> _Task to complete_
Will you write out all the entries below exactly?

> _Records provided_
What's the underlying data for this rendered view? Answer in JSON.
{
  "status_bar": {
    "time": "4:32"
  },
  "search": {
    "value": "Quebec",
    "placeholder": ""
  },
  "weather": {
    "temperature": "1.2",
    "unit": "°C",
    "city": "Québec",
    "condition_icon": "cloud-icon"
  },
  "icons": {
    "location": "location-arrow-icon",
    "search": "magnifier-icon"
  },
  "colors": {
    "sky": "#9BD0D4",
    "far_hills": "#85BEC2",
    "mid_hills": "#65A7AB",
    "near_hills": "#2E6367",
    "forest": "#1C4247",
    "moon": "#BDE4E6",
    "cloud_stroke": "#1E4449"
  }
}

> _Answer to the problem_
What's the underlying data for this rendered view? Answer in JSON.
{
  "status_bar": {
    "time": "4:32"
  },
  "search": {
    "value": "Quebec",
    "placeholder": ""
  },
  "weather": {
    "temperature": "1.2",
    "unit": "°C",
    "city": "Québec",
    "condition_icon": "cloud-icon"
  },
  "icons": {
    "location": "location-arrow-icon",
    "search": "magnifier-icon"
  },
  "colors": {
    "sky": "#9BD0D4",
    "far_hills": "#85BEC2",
    "mid_hills": "#65A7AB",
    "near_hills": "#2E6367",
    "forest": "#1C4247",
    "moon": "#BDE4E6",
    "cloud_stroke": "#1E4449"
  }
}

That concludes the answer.